#### [The request]
Identify all lines in the listing that include the word "JSON", and copy them out.

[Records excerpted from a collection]

┌──

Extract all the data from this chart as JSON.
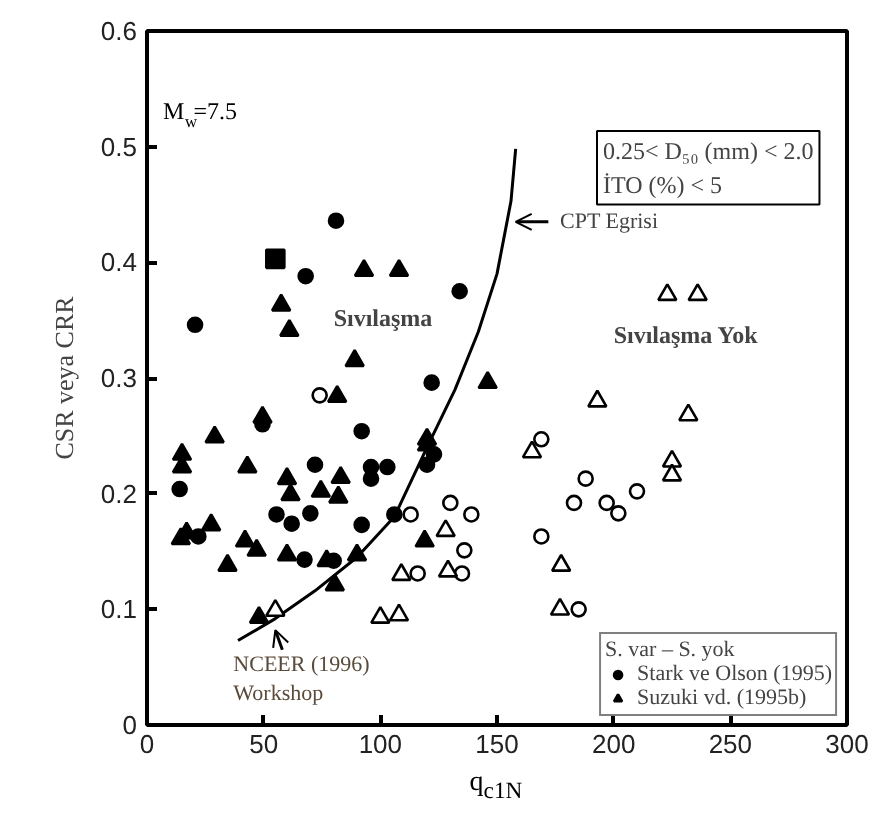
{
  "chart_data": {
    "type": "scatter",
    "xlabel": "q$_{c1N}$",
    "ylabel": "CSR veya CRR",
    "xlim": [
      0,
      300
    ],
    "ylim": [
      0,
      0.6
    ],
    "xticks": [
      0,
      50,
      100,
      150,
      200,
      250,
      300
    ],
    "yticks": [
      0,
      0.1,
      0.2,
      0.3,
      0.4,
      0.5,
      0.6
    ],
    "grid": false,
    "legend": "bottom right",
    "legend_title": "S. var – S. yok",
    "series": [
      {
        "type": "line",
        "color": "#000000",
        "marker": "none",
        "x": [
          39,
          55,
          72,
          90,
          106,
          120,
          132,
          142,
          150,
          156,
          158
        ],
        "values": [
          0.073,
          0.092,
          0.116,
          0.145,
          0.18,
          0.24,
          0.29,
          0.34,
          0.39,
          0.453,
          0.498
        ]
      },
      {
        "name": "Stark ve Olson (1995)",
        "color": "#000000",
        "marker": "circle",
        "x": [
          20.6,
          81,
          68,
          122,
          134,
          14,
          22,
          49.5,
          72,
          55.5,
          62,
          70,
          67.5,
          92,
          96,
          103,
          96,
          106,
          92,
          80,
          120,
          123
        ],
        "values": [
          0.346,
          0.436,
          0.388,
          0.296,
          0.375,
          0.204,
          0.163,
          0.26,
          0.225,
          0.182,
          0.174,
          0.183,
          0.143,
          0.254,
          0.223,
          0.223,
          0.213,
          0.182,
          0.173,
          0.142,
          0.225,
          0.234
        ]
      },
      {
        "color": "#000000",
        "marker": "circle_open",
        "x": [
          74,
          113,
          130,
          139,
          136,
          135,
          116,
          169,
          169,
          183,
          188,
          197,
          202,
          210,
          185
        ],
        "values": [
          0.285,
          0.182,
          0.192,
          0.182,
          0.151,
          0.131,
          0.131,
          0.247,
          0.163,
          0.192,
          0.213,
          0.192,
          0.183,
          0.202,
          0.1
        ]
      },
      {
        "name": "Suzuki vd. (1995b)",
        "color": "#000000",
        "marker": "triangle",
        "x": [
          57.5,
          61,
          93,
          108,
          89,
          146,
          15,
          15,
          29,
          43,
          14.5,
          17,
          27.5,
          34.5,
          49.5,
          42,
          47,
          60,
          61.5,
          60,
          74.5,
          83,
          82,
          77,
          80.5,
          81.5,
          90,
          120,
          48,
          119,
          120
        ],
        "values": [
          0.363,
          0.341,
          0.393,
          0.393,
          0.315,
          0.296,
          0.234,
          0.223,
          0.249,
          0.223,
          0.161,
          0.166,
          0.173,
          0.138,
          0.266,
          0.159,
          0.151,
          0.213,
          0.199,
          0.147,
          0.202,
          0.214,
          0.197,
          0.142,
          0.121,
          0.284,
          0.147,
          0.242,
          0.093,
          0.159,
          0.247
        ]
      },
      {
        "color": "#000000",
        "marker": "triangle_open",
        "x": [
          55,
          100,
          108,
          109,
          128,
          129,
          165,
          177.5,
          177,
          193,
          232,
          225,
          225,
          223,
          236
        ],
        "values": [
          0.099,
          0.093,
          0.095,
          0.13,
          0.168,
          0.133,
          0.236,
          0.138,
          0.1,
          0.28,
          0.268,
          0.228,
          0.216,
          0.372,
          0.372
        ]
      },
      {
        "color": "#000000",
        "marker": "square",
        "x": [
          55
        ],
        "values": [
          0.403
        ]
      }
    ],
    "annotations": [
      "M$_{w}$=7.5",
      "0.25< D₅₀ (mm) < 2.0\nİTO (%) < 5",
      {
        "text": "CPT Egrisi",
        "x": 157,
        "y": 0.435
      },
      "Sıvılaşma",
      "Sıvılaşma Yok",
      {
        "text": "NCEER (1996)\nWorkshop",
        "x": 55,
        "y": 0.085
      }
    ]
  }
}
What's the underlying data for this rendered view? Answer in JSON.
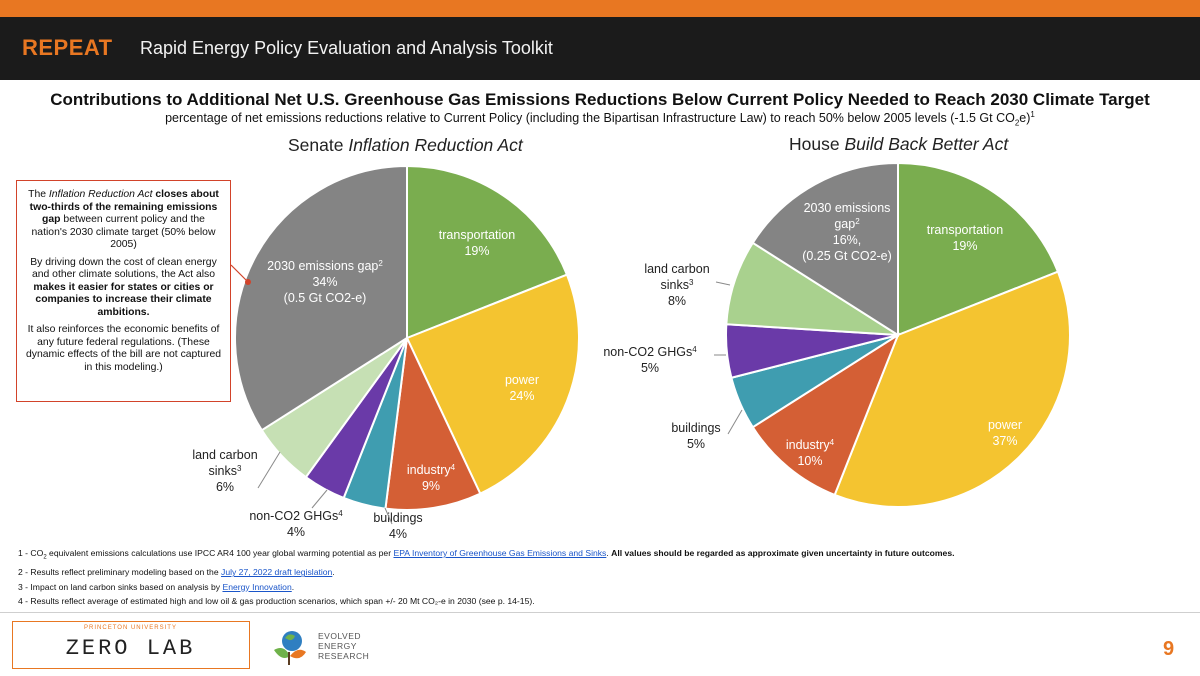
{
  "header": {
    "brand": "REPEAT",
    "subtitle": "Rapid Energy Policy Evaluation and Analysis Toolkit"
  },
  "title": "Contributions to Additional Net U.S. Greenhouse Gas Emissions Reductions Below Current Policy Needed to Reach 2030 Climate Target",
  "subtitle": {
    "text": "percentage of net emissions reductions relative to Current Policy (including the Bipartisan Infrastructure Law) to reach 50% below 2005 levels (-1.5 Gt CO",
    "sub": "2",
    "end": "e)",
    "sup": "1"
  },
  "callout": {
    "p1_a": "The ",
    "p1_b": "Inflation Reduction Act",
    "p1_c": " closes about two-thirds of the remaining emissions gap",
    "p1_d": " between current policy and the nation's 2030 climate target (50% below 2005)",
    "p2_a": "By driving down the cost of clean energy and other climate solutions, the Act also ",
    "p2_b": "makes it easier for states or cities or companies to increase their climate ambitions.",
    "p3": "It also reinforces the economic benefits of any future federal regulations. (These dynamic effects of the bill are not captured in this modeling.)"
  },
  "chart_data": [
    {
      "type": "pie",
      "title_prefix": "Senate ",
      "title_italic": "Inflation Reduction Act",
      "slices": [
        {
          "name": "transportation",
          "value": 19,
          "label": "19%",
          "color": "#7aad4f"
        },
        {
          "name": "power",
          "value": 24,
          "label": "24%",
          "color": "#f4c430"
        },
        {
          "name": "industry",
          "value": 9,
          "label": "9%",
          "color": "#d45f35",
          "sup": "4"
        },
        {
          "name": "buildings",
          "value": 4,
          "label": "4%",
          "color": "#3f9db0"
        },
        {
          "name": "non-CO2 GHGs",
          "value": 4,
          "label": "4%",
          "color": "#6a3aa8",
          "sup": "4"
        },
        {
          "name": "land carbon sinks",
          "value": 6,
          "label": "6%",
          "color": "#c6e0b4",
          "sup": "3"
        },
        {
          "name": "2030 emissions gap",
          "value": 34,
          "label": "34%",
          "extra": "(0.5 Gt CO2-e)",
          "color": "#848484",
          "sup": "2"
        }
      ]
    },
    {
      "type": "pie",
      "title_prefix": "House ",
      "title_italic": "Build Back Better Act",
      "slices": [
        {
          "name": "transportation",
          "value": 19,
          "label": "19%",
          "color": "#7aad4f"
        },
        {
          "name": "power",
          "value": 37,
          "label": "37%",
          "color": "#f4c430"
        },
        {
          "name": "industry",
          "value": 10,
          "label": "10%",
          "color": "#d45f35",
          "sup": "4"
        },
        {
          "name": "buildings",
          "value": 5,
          "label": "5%",
          "color": "#3f9db0"
        },
        {
          "name": "non-CO2 GHGs",
          "value": 5,
          "label": "5%",
          "color": "#6a3aa8",
          "sup": "4"
        },
        {
          "name": "land carbon sinks",
          "value": 8,
          "label": "8%",
          "color": "#a9d18e",
          "sup": "3"
        },
        {
          "name": "2030 emissions gap",
          "value": 16,
          "label": "16%,",
          "extra": "(0.25 Gt CO2-e)",
          "color": "#848484",
          "sup": "2"
        }
      ]
    }
  ],
  "footnotes": {
    "f1_a": "1 - CO",
    "f1_sub": "2",
    "f1_b": " equivalent emissions calculations use IPCC AR4 100 year global warming potential as per ",
    "f1_link": "EPA Inventory of Greenhouse Gas Emissions and Sinks",
    "f1_c": ". ",
    "f1_bold": "All values should be regarded as approximate given uncertainty in future outcomes.",
    "f2_a": "2 - Results reflect preliminary modeling based on the ",
    "f2_link": "July 27, 2022 draft legislation",
    "f2_b": ".",
    "f3_a": "3 - Impact on land carbon sinks based on analysis by ",
    "f3_link": "Energy Innovation",
    "f3_b": ".",
    "f4": "4 - Results reflect average of estimated high and low oil & gas production scenarios, which span +/- 20 Mt CO₂-e in 2030 (see p. 14-15)."
  },
  "footer": {
    "zerolab_top": "PRINCETON UNIVERSITY",
    "zerolab": "ZERO LAB",
    "eer": [
      "EVOLVED",
      "ENERGY",
      "RESEARCH"
    ],
    "page": "9"
  },
  "colors": {
    "accent": "#e87722",
    "header_bg": "#1b1b1b",
    "callout_border": "#d2432a",
    "link": "#1a55c9"
  }
}
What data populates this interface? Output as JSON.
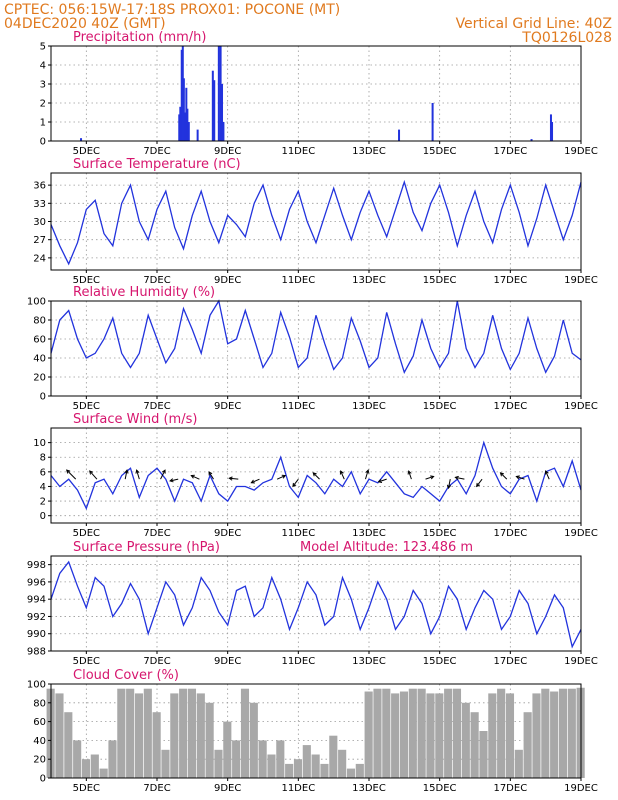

└──

#### [Result]
Extract all the data from this chart as JSON.
What's the underlying data for this rendered view? Answer in JSON.
What data populates this interface? Output as JSON.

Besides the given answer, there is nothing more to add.